● WORK TO DO:
Rewrite every line of the material below as a numbered list, skipping blank lines and leaving out the pictures.

● SUPPLIED DATA:
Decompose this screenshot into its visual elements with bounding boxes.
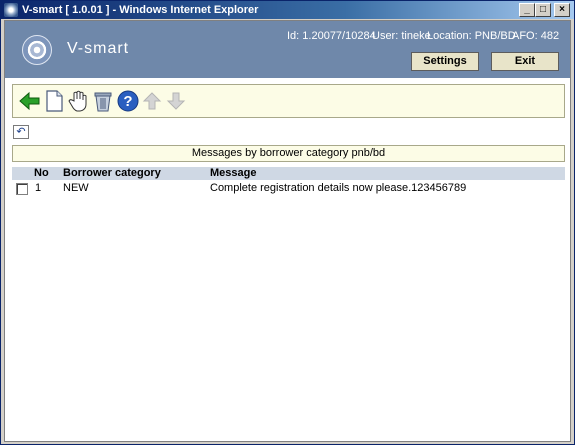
settings-button[interactable]: Settings [411, 52, 479, 71]
user-name: User: tineke [372, 30, 431, 42]
col-borrower-category: Borrower category [63, 167, 161, 179]
section-caption: Messages by borrower category pnb/bd [12, 145, 565, 162]
toolbar: ? [12, 84, 565, 118]
table-header: No Borrower category Message [12, 167, 565, 180]
move-down-icon [166, 92, 186, 110]
row-no: 1 [35, 182, 42, 194]
minimize-button[interactable]: _ [519, 3, 535, 17]
page-content: V-smart Id: 1.20077/10284 User: tineke L… [4, 20, 571, 442]
maximize-button[interactable]: □ [535, 3, 551, 17]
help-icon[interactable]: ? [116, 89, 140, 113]
move-up-icon [142, 92, 162, 110]
delete-trash-icon[interactable] [91, 89, 115, 113]
svg-text:?: ? [123, 93, 132, 110]
browser-window: V-smart [ 1.0.01 ] - Windows Internet Ex… [0, 0, 575, 445]
row-message: Complete registration details now please… [210, 182, 467, 194]
table-row[interactable]: 1 NEW Complete registration details now … [12, 182, 565, 195]
back-arrow-icon[interactable] [18, 89, 42, 113]
app-header: V-smart Id: 1.20077/10284 User: tineke L… [5, 21, 570, 78]
vsmart-logo-icon [22, 35, 52, 65]
ie-app-icon [4, 3, 18, 17]
undo-button[interactable]: ↶ [13, 125, 29, 139]
brand-name: V-smart [67, 40, 130, 57]
new-document-icon[interactable] [42, 89, 66, 113]
row-checkbox[interactable] [16, 183, 28, 195]
afo-number: AFO: 482 [512, 30, 560, 42]
row-category: NEW [63, 182, 89, 194]
col-no: No [34, 167, 49, 179]
exit-button[interactable]: Exit [491, 52, 559, 71]
close-button[interactable]: × [554, 3, 570, 17]
location: Location: PNB/BD [427, 30, 516, 42]
window-title: V-smart [ 1.0.01 ] - Windows Internet Ex… [22, 4, 259, 16]
session-id: Id: 1.20077/10284 [287, 30, 376, 42]
select-hand-icon[interactable] [66, 89, 90, 113]
col-message: Message [210, 167, 257, 179]
title-bar[interactable]: V-smart [ 1.0.01 ] - Windows Internet Ex… [1, 1, 574, 19]
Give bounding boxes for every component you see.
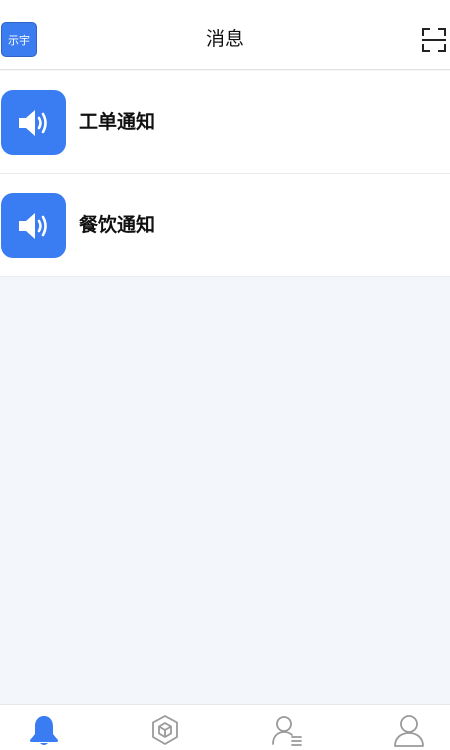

● EXERCISE SOLUTION:
1. Decompose this screenshot into its visual elements with bounding boxes.
2. settings-button[interactable]: Settings [411, 52, 479, 71]
3. user-name: User: tineke [372, 30, 431, 42]
4. col-borrower-category: Borrower category [63, 167, 161, 179]
5. section-caption: Messages by borrower category pnb/bd [12, 145, 565, 162]
6. toolbar: ? [12, 84, 565, 118]
7. table-header: No Borrower category Message [12, 167, 565, 180]
8. move-down-icon [166, 92, 186, 110]
9. row-no: 1 [35, 182, 42, 194]
10. minimize-button[interactable]: _ [519, 3, 535, 17]
11. page-content: V-smart Id: 1.20077/10284 User: tineke L… [4, 20, 571, 442]
12. maximize-button[interactable]: □ [535, 3, 551, 17]
13. help-icon[interactable]: ? [116, 89, 140, 113]
14. move-up-icon [142, 92, 162, 110]
15. delete-trash-icon[interactable] [91, 89, 115, 113]
16. svg-text:?: ? [123, 93, 132, 110]
17. browser-window: V-smart [ 1.0.01 ] - Windows Internet Ex… [0, 0, 575, 445]
18. row-message: Complete registration details now please… [210, 182, 467, 194]
19. table-row[interactable]: 1 NEW Complete registration details now … [12, 182, 565, 195]
20. back-arrow-icon[interactable] [18, 89, 42, 113]
21. app-header: V-smart Id: 1.20077/10284 User: tineke L… [5, 21, 570, 78]
22. vsmart-logo-icon [22, 35, 52, 65]
23. ie-app-icon [4, 3, 18, 17]
24. undo-button[interactable]: ↶ [13, 125, 29, 139]
25. brand-name: V-smart [67, 40, 130, 57]
26. new-document-icon[interactable] [42, 89, 66, 113]
27. row-checkbox[interactable] [16, 183, 28, 195]
28. afo-number: AFO: 482 [512, 30, 560, 42]
29. row-category: NEW [63, 182, 89, 194]
30. col-no: No [34, 167, 49, 179]
31. exit-button[interactable]: Exit [491, 52, 559, 71]
32. close-button[interactable]: × [554, 3, 570, 17]
33. location: Location: PNB/BD [427, 30, 516, 42]
34. window-title: V-smart [ 1.0.01 ] - Windows Internet Ex… [22, 4, 259, 16]
35. session-id: Id: 1.20077/10284 [287, 30, 376, 42]
36. select-hand-icon[interactable] [66, 89, 90, 113]
37. col-message: Message [210, 167, 257, 179]
38. title-bar[interactable]: V-smart [ 1.0.01 ] - Windows Internet Ex… [1, 1, 574, 19]
39. Give bounding boxes for every component you see.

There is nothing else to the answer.